__REQUIREMENT__:
The response must contain every record, repeated exactly.

Page segmentation data:

++++++++++++++++++++

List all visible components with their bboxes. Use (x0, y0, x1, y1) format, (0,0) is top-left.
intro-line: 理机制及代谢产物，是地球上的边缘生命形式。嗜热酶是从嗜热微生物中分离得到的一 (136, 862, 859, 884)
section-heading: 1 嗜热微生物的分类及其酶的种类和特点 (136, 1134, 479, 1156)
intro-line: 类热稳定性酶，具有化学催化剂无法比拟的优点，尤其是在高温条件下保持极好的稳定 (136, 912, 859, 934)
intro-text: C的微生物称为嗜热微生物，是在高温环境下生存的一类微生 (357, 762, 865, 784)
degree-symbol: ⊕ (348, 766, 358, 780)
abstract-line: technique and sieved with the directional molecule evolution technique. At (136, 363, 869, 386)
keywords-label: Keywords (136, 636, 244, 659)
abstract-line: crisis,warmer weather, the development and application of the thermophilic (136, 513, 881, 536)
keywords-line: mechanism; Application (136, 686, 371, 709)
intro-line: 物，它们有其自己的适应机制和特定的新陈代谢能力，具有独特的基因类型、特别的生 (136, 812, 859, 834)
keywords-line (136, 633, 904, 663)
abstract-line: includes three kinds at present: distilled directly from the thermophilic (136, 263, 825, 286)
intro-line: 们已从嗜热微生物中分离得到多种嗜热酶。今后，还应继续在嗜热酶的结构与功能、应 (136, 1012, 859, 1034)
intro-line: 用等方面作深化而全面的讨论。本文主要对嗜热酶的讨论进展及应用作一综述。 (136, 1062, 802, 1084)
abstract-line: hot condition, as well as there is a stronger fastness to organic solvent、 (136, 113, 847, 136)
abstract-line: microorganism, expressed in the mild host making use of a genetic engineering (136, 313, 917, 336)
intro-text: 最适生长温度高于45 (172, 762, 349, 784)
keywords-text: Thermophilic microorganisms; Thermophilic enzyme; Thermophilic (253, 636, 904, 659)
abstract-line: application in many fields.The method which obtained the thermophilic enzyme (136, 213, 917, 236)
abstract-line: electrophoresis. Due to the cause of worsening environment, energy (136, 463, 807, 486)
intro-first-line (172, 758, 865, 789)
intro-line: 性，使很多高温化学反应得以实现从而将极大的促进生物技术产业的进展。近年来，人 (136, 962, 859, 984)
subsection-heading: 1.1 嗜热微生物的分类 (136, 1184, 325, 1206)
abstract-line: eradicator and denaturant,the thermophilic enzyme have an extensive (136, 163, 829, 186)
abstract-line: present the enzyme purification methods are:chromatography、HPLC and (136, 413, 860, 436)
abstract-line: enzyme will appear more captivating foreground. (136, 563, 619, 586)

++++++++++++++++++++

__COMPLETED EXERCISE__:
List all visible components with their bboxes. Use (x0, y0, x1, y1) format, (0,0) is top-left.
intro-line: 理机制及代谢产物，是地球上的边缘生命形式。嗜热酶是从嗜热微生物中分离得到的一 (136, 862, 859, 884)
section-heading: 1 嗜热微生物的分类及其酶的种类和特点 (136, 1134, 479, 1156)
intro-line: 类热稳定性酶，具有化学催化剂无法比拟的优点，尤其是在高温条件下保持极好的稳定 (136, 912, 859, 934)
intro-text: C的微生物称为嗜热微生物，是在高温环境下生存的一类微生 (357, 762, 865, 784)
degree-symbol: ⊕ (348, 766, 358, 780)
abstract-line: technique and sieved with the directional molecule evolution technique. At (136, 363, 869, 386)
keywords-label: Keywords (136, 636, 244, 659)
abstract-line: crisis,warmer weather, the development and application of the thermophilic (136, 513, 881, 536)
keywords-line: mechanism; Application (136, 686, 371, 709)
intro-line: 物，它们有其自己的适应机制和特定的新陈代谢能力，具有独特的基因类型、特别的生 (136, 812, 859, 834)
keywords-line (136, 633, 904, 663)
abstract-line: includes three kinds at present: distilled directly from the thermophilic (136, 263, 825, 286)
intro-line: 们已从嗜热微生物中分离得到多种嗜热酶。今后，还应继续在嗜热酶的结构与功能、应 (136, 1012, 859, 1034)
intro-line: 用等方面作深化而全面的讨论。本文主要对嗜热酶的讨论进展及应用作一综述。 (136, 1062, 802, 1084)
abstract-line: hot condition, as well as there is a stronger fastness to organic solvent、 (136, 113, 847, 136)
abstract-line: microorganism, expressed in the mild host making use of a genetic engineering (136, 313, 917, 336)
intro-text: 最适生长温度高于45 (172, 762, 349, 784)
keywords-text: Thermophilic microorganisms; Thermophilic enzyme; Thermophilic (253, 636, 904, 659)
abstract-line: application in many fields.The method which obtained the thermophilic enzyme (136, 213, 917, 236)
abstract-line: electrophoresis. Due to the cause of worsening environment, energy (136, 463, 807, 486)
intro-first-line (172, 758, 865, 789)
intro-line: 性，使很多高温化学反应得以实现从而将极大的促进生物技术产业的进展。近年来，人 (136, 962, 859, 984)
subsection-heading: 1.1 嗜热微生物的分类 (136, 1184, 325, 1206)
abstract-line: eradicator and denaturant,the thermophilic enzyme have an extensive (136, 163, 829, 186)
abstract-line: present the enzyme purification methods are:chromatography、HPLC and (136, 413, 860, 436)
abstract-line: enzyme will appear more captivating foreground. (136, 563, 619, 586)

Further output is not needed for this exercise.